> What is being asked: Leave out any pictures and transcribe all other data below exactly.

> Exercise inputs:
☆ ☆ ☆ ☆
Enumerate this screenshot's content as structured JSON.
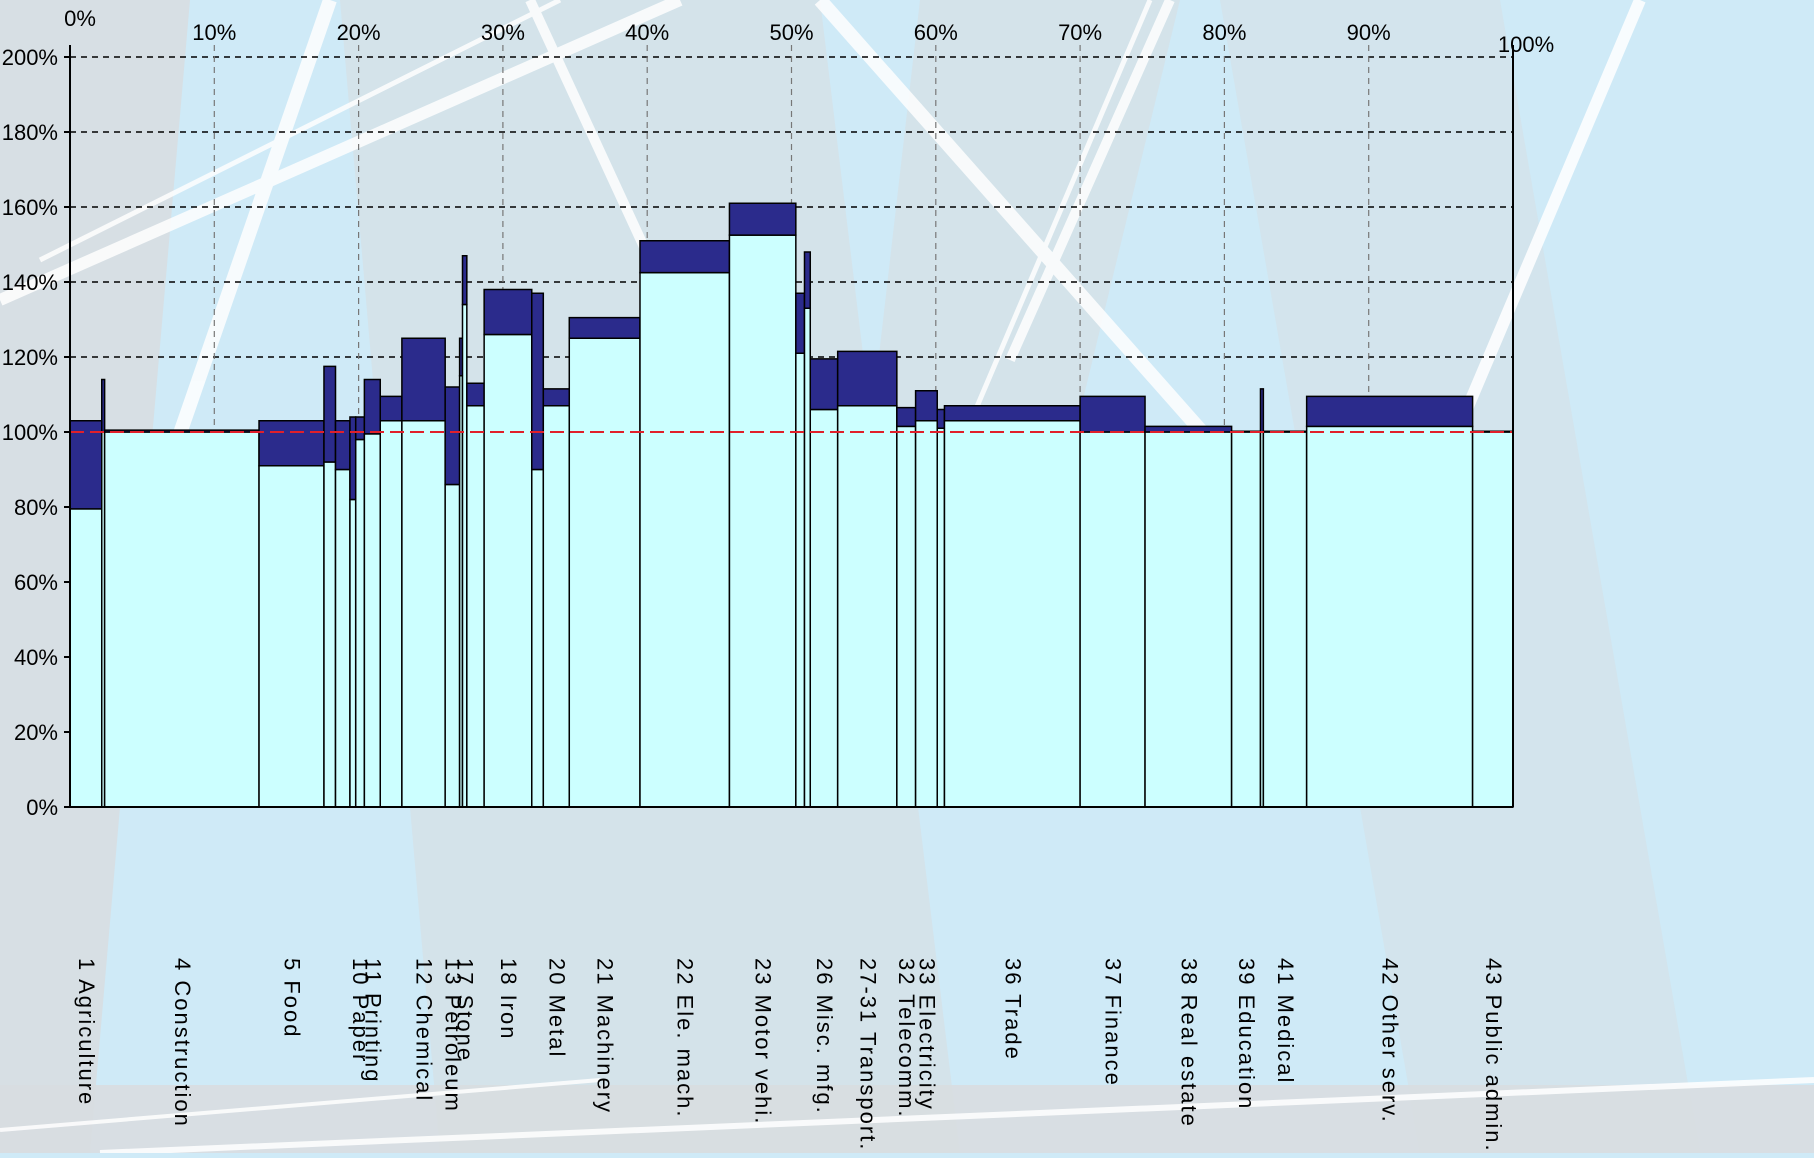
{
  "chart_data": {
    "type": "bar",
    "subtype": "variable-width stacked bar (mekko)",
    "title": "",
    "xlabel": "",
    "ylabel": "",
    "xlim": [
      0,
      100
    ],
    "ylim": [
      0,
      200
    ],
    "y_ticks": [
      0,
      20,
      40,
      60,
      80,
      100,
      120,
      140,
      160,
      180,
      200
    ],
    "y_tick_labels": [
      "0%",
      "20%",
      "40%",
      "60%",
      "80%",
      "100%",
      "120%",
      "140%",
      "160%",
      "180%",
      "200%"
    ],
    "x_ticks": [
      0,
      10,
      20,
      30,
      40,
      50,
      60,
      70,
      80,
      90,
      100
    ],
    "x_tick_labels": [
      "0%",
      "10%",
      "20%",
      "30%",
      "40%",
      "50%",
      "60%",
      "70%",
      "80%",
      "90%",
      "100%"
    ],
    "reference_line": 100,
    "grid": true,
    "legend": "none",
    "colors": {
      "base": "#ccffff",
      "top": "#2b2b8c",
      "outline": "#000000",
      "reference": "#e0202a",
      "gridline": "#000000",
      "vgrid": "#777777",
      "bg_light": "#cfeaf7",
      "bg_gray": "#d8dde0"
    },
    "bars": [
      {
        "label": "1 Agriculture",
        "width": 2.2,
        "lower": 79.5,
        "upper": 103
      },
      {
        "label": "",
        "width": 0.2,
        "lower": 100,
        "upper": 114
      },
      {
        "label": "4 Construction",
        "width": 10.7,
        "lower": 100,
        "upper": 100.5
      },
      {
        "label": "5 Food",
        "width": 4.5,
        "lower": 91,
        "upper": 103
      },
      {
        "label": "",
        "width": 0.8,
        "lower": 92,
        "upper": 117.5
      },
      {
        "label": "",
        "width": 1.0,
        "lower": 90,
        "upper": 103
      },
      {
        "label": "",
        "width": 0.4,
        "lower": 82,
        "upper": 104
      },
      {
        "label": "10 Paper",
        "width": 0.6,
        "lower": 98,
        "upper": 104
      },
      {
        "label": "11 Printing",
        "width": 1.1,
        "lower": 99.5,
        "upper": 114
      },
      {
        "label": "",
        "width": 1.5,
        "lower": 103,
        "upper": 109.5
      },
      {
        "label": "12 Chemical",
        "width": 3.0,
        "lower": 103,
        "upper": 125
      },
      {
        "label": "13 Petroleum",
        "width": 1.0,
        "lower": 86,
        "upper": 112
      },
      {
        "label": "",
        "width": 0.2,
        "lower": 115,
        "upper": 125
      },
      {
        "label": "17 Stone",
        "width": 0.3,
        "lower": 134,
        "upper": 147
      },
      {
        "label": "",
        "width": 1.2,
        "lower": 107,
        "upper": 113
      },
      {
        "label": "18 Iron",
        "width": 3.3,
        "lower": 126,
        "upper": 138
      },
      {
        "label": "",
        "width": 0.8,
        "lower": 90,
        "upper": 137
      },
      {
        "label": "20 Metal",
        "width": 1.8,
        "lower": 107,
        "upper": 111.5
      },
      {
        "label": "21 Machinery",
        "width": 4.9,
        "lower": 125,
        "upper": 130.5
      },
      {
        "label": "22 Ele. mach.",
        "width": 6.2,
        "lower": 142.5,
        "upper": 151
      },
      {
        "label": "23 Motor vehi.",
        "width": 4.6,
        "lower": 152.5,
        "upper": 161
      },
      {
        "label": "",
        "width": 0.6,
        "lower": 121,
        "upper": 137
      },
      {
        "label": "",
        "width": 0.4,
        "lower": 133,
        "upper": 148
      },
      {
        "label": "26 Misc. mfg.",
        "width": 1.9,
        "lower": 106,
        "upper": 119.5
      },
      {
        "label": "27-31 Transport.",
        "width": 4.1,
        "lower": 107,
        "upper": 121.5
      },
      {
        "label": "32 Telecomm.",
        "width": 1.3,
        "lower": 101.5,
        "upper": 106.5
      },
      {
        "label": "33 Electricity",
        "width": 1.5,
        "lower": 103,
        "upper": 111
      },
      {
        "label": "",
        "width": 0.5,
        "lower": 101,
        "upper": 106
      },
      {
        "label": "36 Trade",
        "width": 9.4,
        "lower": 103,
        "upper": 107
      },
      {
        "label": "37 Finance",
        "width": 4.5,
        "lower": 100,
        "upper": 109.5
      },
      {
        "label": "38 Real estate",
        "width": 6.0,
        "lower": 100,
        "upper": 101.5
      },
      {
        "label": "39 Education",
        "width": 2.0,
        "lower": 100,
        "upper": 100.2
      },
      {
        "label": "",
        "width": 0.2,
        "lower": 100,
        "upper": 111.5
      },
      {
        "label": "41 Medical",
        "width": 3.0,
        "lower": 100,
        "upper": 100.2
      },
      {
        "label": "42 Other serv.",
        "width": 11.5,
        "lower": 101.5,
        "upper": 109.5
      },
      {
        "label": "43 Public admin.",
        "width": 2.8,
        "lower": 100,
        "upper": 100.2
      }
    ]
  }
}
☆ ☆ ☆ ☆
> Problem solution:
Enumerate this screenshot's content as structured JSON.
{
  "chart_data": {
    "type": "bar",
    "subtype": "variable-width stacked bar (mekko)",
    "title": "",
    "xlabel": "",
    "ylabel": "",
    "xlim": [
      0,
      100
    ],
    "ylim": [
      0,
      200
    ],
    "y_ticks": [
      0,
      20,
      40,
      60,
      80,
      100,
      120,
      140,
      160,
      180,
      200
    ],
    "y_tick_labels": [
      "0%",
      "20%",
      "40%",
      "60%",
      "80%",
      "100%",
      "120%",
      "140%",
      "160%",
      "180%",
      "200%"
    ],
    "x_ticks": [
      0,
      10,
      20,
      30,
      40,
      50,
      60,
      70,
      80,
      90,
      100
    ],
    "x_tick_labels": [
      "0%",
      "10%",
      "20%",
      "30%",
      "40%",
      "50%",
      "60%",
      "70%",
      "80%",
      "90%",
      "100%"
    ],
    "reference_line": 100,
    "grid": true,
    "legend": "none",
    "colors": {
      "base": "#ccffff",
      "top": "#2b2b8c",
      "outline": "#000000",
      "reference": "#e0202a",
      "gridline": "#000000",
      "vgrid": "#777777",
      "bg_light": "#cfeaf7",
      "bg_gray": "#d8dde0"
    },
    "bars": [
      {
        "label": "1 Agriculture",
        "width": 2.2,
        "lower": 79.5,
        "upper": 103
      },
      {
        "label": "",
        "width": 0.2,
        "lower": 100,
        "upper": 114
      },
      {
        "label": "4 Construction",
        "width": 10.7,
        "lower": 100,
        "upper": 100.5
      },
      {
        "label": "5 Food",
        "width": 4.5,
        "lower": 91,
        "upper": 103
      },
      {
        "label": "",
        "width": 0.8,
        "lower": 92,
        "upper": 117.5
      },
      {
        "label": "",
        "width": 1.0,
        "lower": 90,
        "upper": 103
      },
      {
        "label": "",
        "width": 0.4,
        "lower": 82,
        "upper": 104
      },
      {
        "label": "10 Paper",
        "width": 0.6,
        "lower": 98,
        "upper": 104
      },
      {
        "label": "11 Printing",
        "width": 1.1,
        "lower": 99.5,
        "upper": 114
      },
      {
        "label": "",
        "width": 1.5,
        "lower": 103,
        "upper": 109.5
      },
      {
        "label": "12 Chemical",
        "width": 3.0,
        "lower": 103,
        "upper": 125
      },
      {
        "label": "13 Petroleum",
        "width": 1.0,
        "lower": 86,
        "upper": 112
      },
      {
        "label": "",
        "width": 0.2,
        "lower": 115,
        "upper": 125
      },
      {
        "label": "17 Stone",
        "width": 0.3,
        "lower": 134,
        "upper": 147
      },
      {
        "label": "",
        "width": 1.2,
        "lower": 107,
        "upper": 113
      },
      {
        "label": "18 Iron",
        "width": 3.3,
        "lower": 126,
        "upper": 138
      },
      {
        "label": "",
        "width": 0.8,
        "lower": 90,
        "upper": 137
      },
      {
        "label": "20 Metal",
        "width": 1.8,
        "lower": 107,
        "upper": 111.5
      },
      {
        "label": "21 Machinery",
        "width": 4.9,
        "lower": 125,
        "upper": 130.5
      },
      {
        "label": "22 Ele. mach.",
        "width": 6.2,
        "lower": 142.5,
        "upper": 151
      },
      {
        "label": "23 Motor vehi.",
        "width": 4.6,
        "lower": 152.5,
        "upper": 161
      },
      {
        "label": "",
        "width": 0.6,
        "lower": 121,
        "upper": 137
      },
      {
        "label": "",
        "width": 0.4,
        "lower": 133,
        "upper": 148
      },
      {
        "label": "26 Misc. mfg.",
        "width": 1.9,
        "lower": 106,
        "upper": 119.5
      },
      {
        "label": "27-31 Transport.",
        "width": 4.1,
        "lower": 107,
        "upper": 121.5
      },
      {
        "label": "32 Telecomm.",
        "width": 1.3,
        "lower": 101.5,
        "upper": 106.5
      },
      {
        "label": "33 Electricity",
        "width": 1.5,
        "lower": 103,
        "upper": 111
      },
      {
        "label": "",
        "width": 0.5,
        "lower": 101,
        "upper": 106
      },
      {
        "label": "36 Trade",
        "width": 9.4,
        "lower": 103,
        "upper": 107
      },
      {
        "label": "37 Finance",
        "width": 4.5,
        "lower": 100,
        "upper": 109.5
      },
      {
        "label": "38 Real estate",
        "width": 6.0,
        "lower": 100,
        "upper": 101.5
      },
      {
        "label": "39 Education",
        "width": 2.0,
        "lower": 100,
        "upper": 100.2
      },
      {
        "label": "",
        "width": 0.2,
        "lower": 100,
        "upper": 111.5
      },
      {
        "label": "41 Medical",
        "width": 3.0,
        "lower": 100,
        "upper": 100.2
      },
      {
        "label": "42 Other serv.",
        "width": 11.5,
        "lower": 101.5,
        "upper": 109.5
      },
      {
        "label": "43 Public admin.",
        "width": 2.8,
        "lower": 100,
        "upper": 100.2
      }
    ]
  }
}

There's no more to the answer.